**EXERCISE REQUIREMENTS**
Leave out the pictures and copy every record exactly.

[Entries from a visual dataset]
##############################
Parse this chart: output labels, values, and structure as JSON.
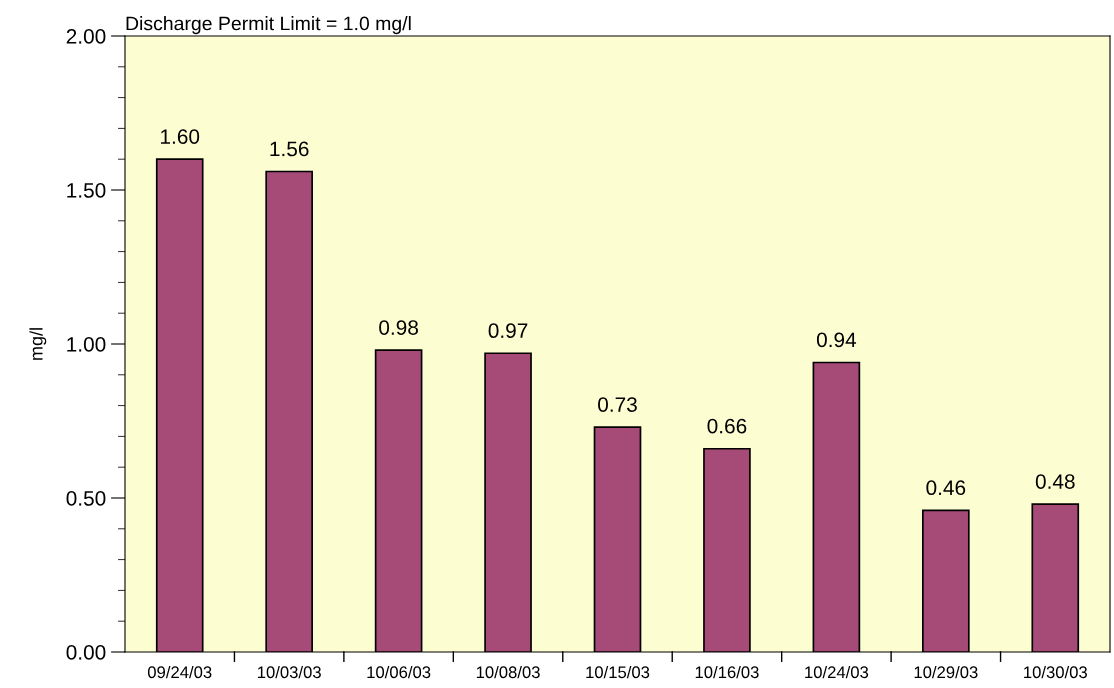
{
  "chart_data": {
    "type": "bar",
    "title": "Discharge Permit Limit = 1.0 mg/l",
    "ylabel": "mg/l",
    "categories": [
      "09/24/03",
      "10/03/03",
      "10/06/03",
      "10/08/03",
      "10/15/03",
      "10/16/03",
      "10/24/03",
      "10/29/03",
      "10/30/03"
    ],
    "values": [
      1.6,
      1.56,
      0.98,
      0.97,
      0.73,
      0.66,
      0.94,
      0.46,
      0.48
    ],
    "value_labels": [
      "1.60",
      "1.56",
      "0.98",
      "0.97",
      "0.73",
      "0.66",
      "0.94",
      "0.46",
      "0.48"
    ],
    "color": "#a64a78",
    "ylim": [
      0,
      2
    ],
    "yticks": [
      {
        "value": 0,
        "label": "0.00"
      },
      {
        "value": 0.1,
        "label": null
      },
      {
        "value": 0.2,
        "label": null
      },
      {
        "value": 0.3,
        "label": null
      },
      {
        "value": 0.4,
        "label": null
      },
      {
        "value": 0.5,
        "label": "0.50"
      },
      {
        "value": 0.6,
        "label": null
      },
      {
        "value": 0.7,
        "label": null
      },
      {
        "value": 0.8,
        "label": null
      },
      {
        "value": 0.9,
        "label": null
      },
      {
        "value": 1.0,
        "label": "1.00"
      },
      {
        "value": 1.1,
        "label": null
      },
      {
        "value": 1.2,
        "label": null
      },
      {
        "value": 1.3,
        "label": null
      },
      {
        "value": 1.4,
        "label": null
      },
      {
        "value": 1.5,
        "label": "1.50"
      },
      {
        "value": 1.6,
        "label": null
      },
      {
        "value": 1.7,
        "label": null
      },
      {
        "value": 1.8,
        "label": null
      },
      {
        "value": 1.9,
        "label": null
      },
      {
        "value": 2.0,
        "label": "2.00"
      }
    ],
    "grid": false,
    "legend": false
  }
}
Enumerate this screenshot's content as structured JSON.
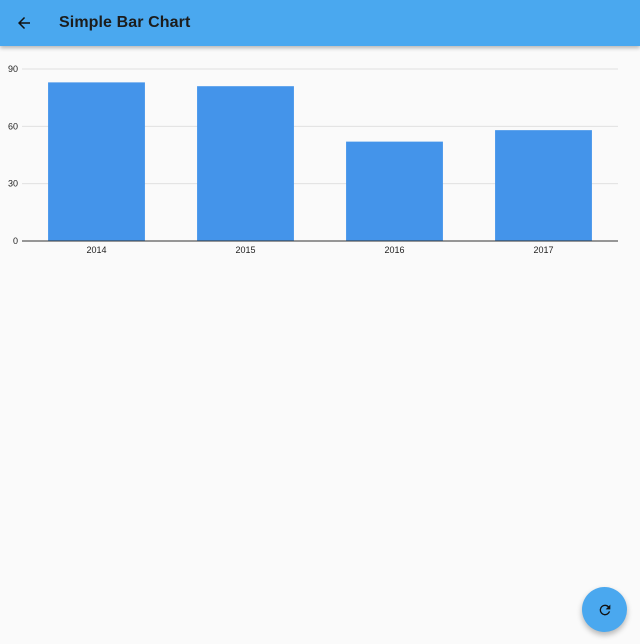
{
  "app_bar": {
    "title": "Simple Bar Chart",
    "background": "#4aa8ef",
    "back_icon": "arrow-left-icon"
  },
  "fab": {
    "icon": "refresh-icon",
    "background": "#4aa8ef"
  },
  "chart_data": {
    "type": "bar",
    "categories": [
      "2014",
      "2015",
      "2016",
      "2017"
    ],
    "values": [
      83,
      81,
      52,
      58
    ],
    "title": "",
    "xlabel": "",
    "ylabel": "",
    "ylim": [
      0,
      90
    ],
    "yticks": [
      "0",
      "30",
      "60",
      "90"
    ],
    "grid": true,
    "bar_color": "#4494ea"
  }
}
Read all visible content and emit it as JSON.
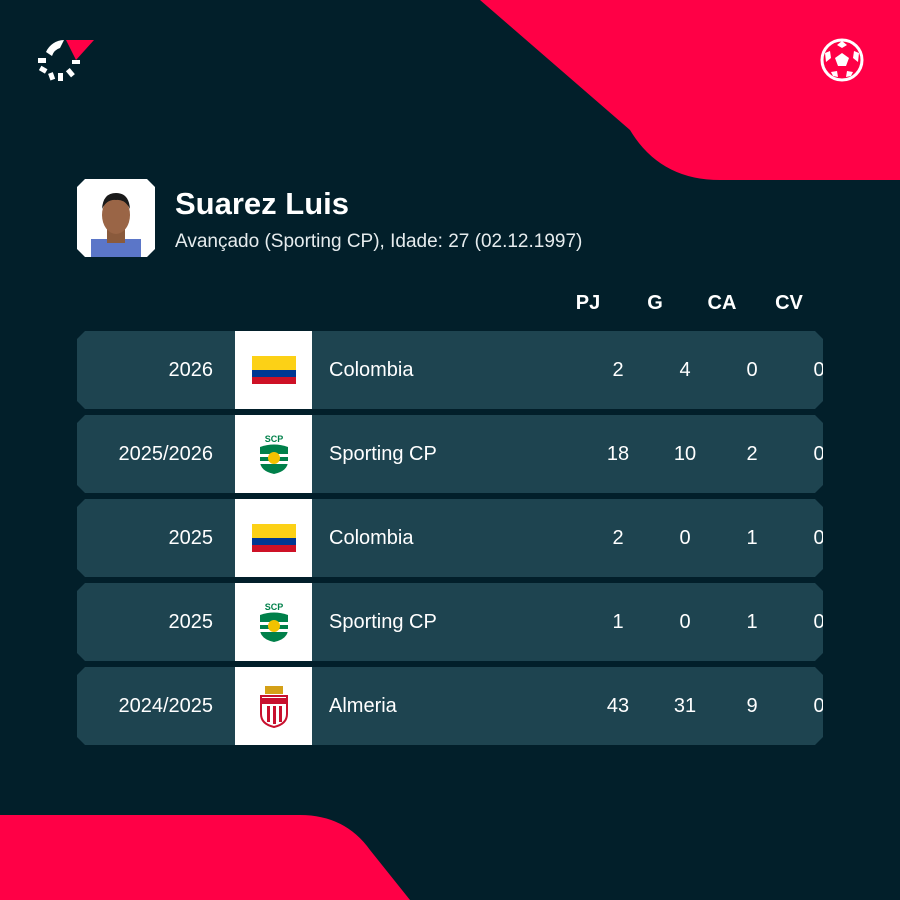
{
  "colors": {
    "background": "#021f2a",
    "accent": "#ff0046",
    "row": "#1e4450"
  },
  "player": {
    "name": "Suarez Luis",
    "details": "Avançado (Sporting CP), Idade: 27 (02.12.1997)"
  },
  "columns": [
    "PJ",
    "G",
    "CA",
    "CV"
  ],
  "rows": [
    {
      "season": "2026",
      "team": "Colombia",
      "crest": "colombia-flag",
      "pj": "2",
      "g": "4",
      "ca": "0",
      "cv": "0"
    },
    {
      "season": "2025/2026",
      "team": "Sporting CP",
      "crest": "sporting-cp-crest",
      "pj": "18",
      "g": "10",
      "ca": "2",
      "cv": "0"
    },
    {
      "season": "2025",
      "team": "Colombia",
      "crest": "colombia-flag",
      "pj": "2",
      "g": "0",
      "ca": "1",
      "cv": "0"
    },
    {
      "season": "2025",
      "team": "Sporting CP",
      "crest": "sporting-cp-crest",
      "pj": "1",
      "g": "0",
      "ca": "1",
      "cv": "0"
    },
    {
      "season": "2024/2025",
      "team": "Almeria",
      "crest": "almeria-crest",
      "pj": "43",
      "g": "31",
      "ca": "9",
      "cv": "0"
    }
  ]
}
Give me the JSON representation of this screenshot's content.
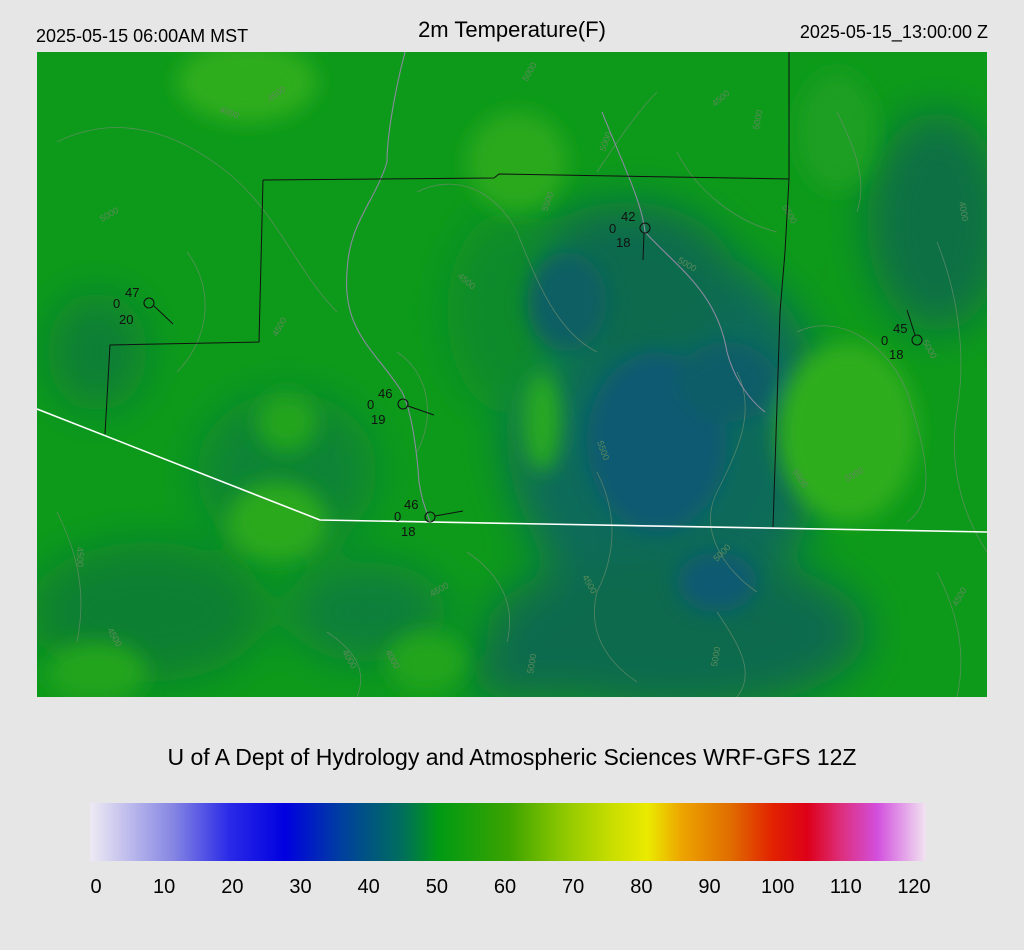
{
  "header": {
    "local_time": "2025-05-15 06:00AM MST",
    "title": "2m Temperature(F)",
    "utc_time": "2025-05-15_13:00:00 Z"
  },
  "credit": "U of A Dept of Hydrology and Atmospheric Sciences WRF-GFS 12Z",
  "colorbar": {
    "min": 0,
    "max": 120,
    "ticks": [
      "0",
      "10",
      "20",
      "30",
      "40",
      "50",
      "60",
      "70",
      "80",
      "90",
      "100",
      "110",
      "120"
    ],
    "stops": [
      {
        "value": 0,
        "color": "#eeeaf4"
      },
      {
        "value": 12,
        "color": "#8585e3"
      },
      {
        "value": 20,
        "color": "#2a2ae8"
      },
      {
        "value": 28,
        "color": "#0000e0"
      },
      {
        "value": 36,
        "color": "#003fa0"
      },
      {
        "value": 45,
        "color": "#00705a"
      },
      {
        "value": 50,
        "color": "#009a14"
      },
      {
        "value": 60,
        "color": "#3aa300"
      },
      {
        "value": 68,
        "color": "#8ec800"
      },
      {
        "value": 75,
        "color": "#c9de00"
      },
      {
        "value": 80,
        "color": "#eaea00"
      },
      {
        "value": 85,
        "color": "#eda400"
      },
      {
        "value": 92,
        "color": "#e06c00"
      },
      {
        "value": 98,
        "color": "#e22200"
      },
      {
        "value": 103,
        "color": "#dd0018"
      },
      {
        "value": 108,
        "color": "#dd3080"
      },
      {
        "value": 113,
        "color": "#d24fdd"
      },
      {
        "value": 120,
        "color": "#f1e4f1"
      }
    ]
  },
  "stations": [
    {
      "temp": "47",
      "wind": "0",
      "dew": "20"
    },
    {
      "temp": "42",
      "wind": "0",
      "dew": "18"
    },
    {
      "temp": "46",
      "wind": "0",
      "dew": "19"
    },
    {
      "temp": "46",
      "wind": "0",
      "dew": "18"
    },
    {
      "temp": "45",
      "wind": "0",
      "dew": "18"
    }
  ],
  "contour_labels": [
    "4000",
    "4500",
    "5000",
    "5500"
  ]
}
##############################
**ANSWER TO THIS PROBLEM**
Parse this chart: output labels, values, and structure as JSON.
{
  "chart_data": {
    "type": "bar",
    "title": "Discharge Permit Limit = 1.0 mg/l",
    "ylabel": "mg/l",
    "categories": [
      "09/24/03",
      "10/03/03",
      "10/06/03",
      "10/08/03",
      "10/15/03",
      "10/16/03",
      "10/24/03",
      "10/29/03",
      "10/30/03"
    ],
    "values": [
      1.6,
      1.56,
      0.98,
      0.97,
      0.73,
      0.66,
      0.94,
      0.46,
      0.48
    ],
    "value_labels": [
      "1.60",
      "1.56",
      "0.98",
      "0.97",
      "0.73",
      "0.66",
      "0.94",
      "0.46",
      "0.48"
    ],
    "color": "#a64a78",
    "ylim": [
      0,
      2
    ],
    "yticks": [
      {
        "value": 0,
        "label": "0.00"
      },
      {
        "value": 0.1,
        "label": null
      },
      {
        "value": 0.2,
        "label": null
      },
      {
        "value": 0.3,
        "label": null
      },
      {
        "value": 0.4,
        "label": null
      },
      {
        "value": 0.5,
        "label": "0.50"
      },
      {
        "value": 0.6,
        "label": null
      },
      {
        "value": 0.7,
        "label": null
      },
      {
        "value": 0.8,
        "label": null
      },
      {
        "value": 0.9,
        "label": null
      },
      {
        "value": 1.0,
        "label": "1.00"
      },
      {
        "value": 1.1,
        "label": null
      },
      {
        "value": 1.2,
        "label": null
      },
      {
        "value": 1.3,
        "label": null
      },
      {
        "value": 1.4,
        "label": null
      },
      {
        "value": 1.5,
        "label": "1.50"
      },
      {
        "value": 1.6,
        "label": null
      },
      {
        "value": 1.7,
        "label": null
      },
      {
        "value": 1.8,
        "label": null
      },
      {
        "value": 1.9,
        "label": null
      },
      {
        "value": 2.0,
        "label": "2.00"
      }
    ],
    "grid": false,
    "legend": false
  }
}
Enumerate this screenshot's content as structured JSON.
{
  "app_bar": {
    "title": "Simple Bar Chart",
    "background": "#4aa8ef",
    "back_icon": "arrow-left-icon"
  },
  "fab": {
    "icon": "refresh-icon",
    "background": "#4aa8ef"
  },
  "chart_data": {
    "type": "bar",
    "categories": [
      "2014",
      "2015",
      "2016",
      "2017"
    ],
    "values": [
      83,
      81,
      52,
      58
    ],
    "title": "",
    "xlabel": "",
    "ylabel": "",
    "ylim": [
      0,
      90
    ],
    "yticks": [
      "0",
      "30",
      "60",
      "90"
    ],
    "grid": true,
    "bar_color": "#4494ea"
  }
}
Read all visible content and emit it as JSON.
{
  "colors": {
    "background": "#021f2a",
    "accent": "#ff0046",
    "row": "#1e4450"
  },
  "player": {
    "name": "Suarez Luis",
    "details": "Avançado (Sporting CP), Idade: 27 (02.12.1997)"
  },
  "columns": [
    "PJ",
    "G",
    "CA",
    "CV"
  ],
  "rows": [
    {
      "season": "2026",
      "team": "Colombia",
      "crest": "colombia-flag",
      "pj": "2",
      "g": "4",
      "ca": "0",
      "cv": "0"
    },
    {
      "season": "2025/2026",
      "team": "Sporting CP",
      "crest": "sporting-cp-crest",
      "pj": "18",
      "g": "10",
      "ca": "2",
      "cv": "0"
    },
    {
      "season": "2025",
      "team": "Colombia",
      "crest": "colombia-flag",
      "pj": "2",
      "g": "0",
      "ca": "1",
      "cv": "0"
    },
    {
      "season": "2025",
      "team": "Sporting CP",
      "crest": "sporting-cp-crest",
      "pj": "1",
      "g": "0",
      "ca": "1",
      "cv": "0"
    },
    {
      "season": "2024/2025",
      "team": "Almeria",
      "crest": "almeria-crest",
      "pj": "43",
      "g": "31",
      "ca": "9",
      "cv": "0"
    }
  ]
}
Give me the JSON representation of this screenshot's content.
{
  "header": {
    "local_time": "2025-05-15 06:00AM MST",
    "title": "2m Temperature(F)",
    "utc_time": "2025-05-15_13:00:00 Z"
  },
  "credit": "U of A Dept of Hydrology and Atmospheric Sciences WRF-GFS 12Z",
  "colorbar": {
    "min": 0,
    "max": 120,
    "ticks": [
      "0",
      "10",
      "20",
      "30",
      "40",
      "50",
      "60",
      "70",
      "80",
      "90",
      "100",
      "110",
      "120"
    ],
    "stops": [
      {
        "value": 0,
        "color": "#eeeaf4"
      },
      {
        "value": 12,
        "color": "#8585e3"
      },
      {
        "value": 20,
        "color": "#2a2ae8"
      },
      {
        "value": 28,
        "color": "#0000e0"
      },
      {
        "value": 36,
        "color": "#003fa0"
      },
      {
        "value": 45,
        "color": "#00705a"
      },
      {
        "value": 50,
        "color": "#009a14"
      },
      {
        "value": 60,
        "color": "#3aa300"
      },
      {
        "value": 68,
        "color": "#8ec800"
      },
      {
        "value": 75,
        "color": "#c9de00"
      },
      {
        "value": 80,
        "color": "#eaea00"
      },
      {
        "value": 85,
        "color": "#eda400"
      },
      {
        "value": 92,
        "color": "#e06c00"
      },
      {
        "value": 98,
        "color": "#e22200"
      },
      {
        "value": 103,
        "color": "#dd0018"
      },
      {
        "value": 108,
        "color": "#dd3080"
      },
      {
        "value": 113,
        "color": "#d24fdd"
      },
      {
        "value": 120,
        "color": "#f1e4f1"
      }
    ]
  },
  "stations": [
    {
      "temp": "47",
      "wind": "0",
      "dew": "20"
    },
    {
      "temp": "42",
      "wind": "0",
      "dew": "18"
    },
    {
      "temp": "46",
      "wind": "0",
      "dew": "19"
    },
    {
      "temp": "46",
      "wind": "0",
      "dew": "18"
    },
    {
      "temp": "45",
      "wind": "0",
      "dew": "18"
    }
  ],
  "contour_labels": [
    "4000",
    "4500",
    "5000",
    "5500"
  ]
}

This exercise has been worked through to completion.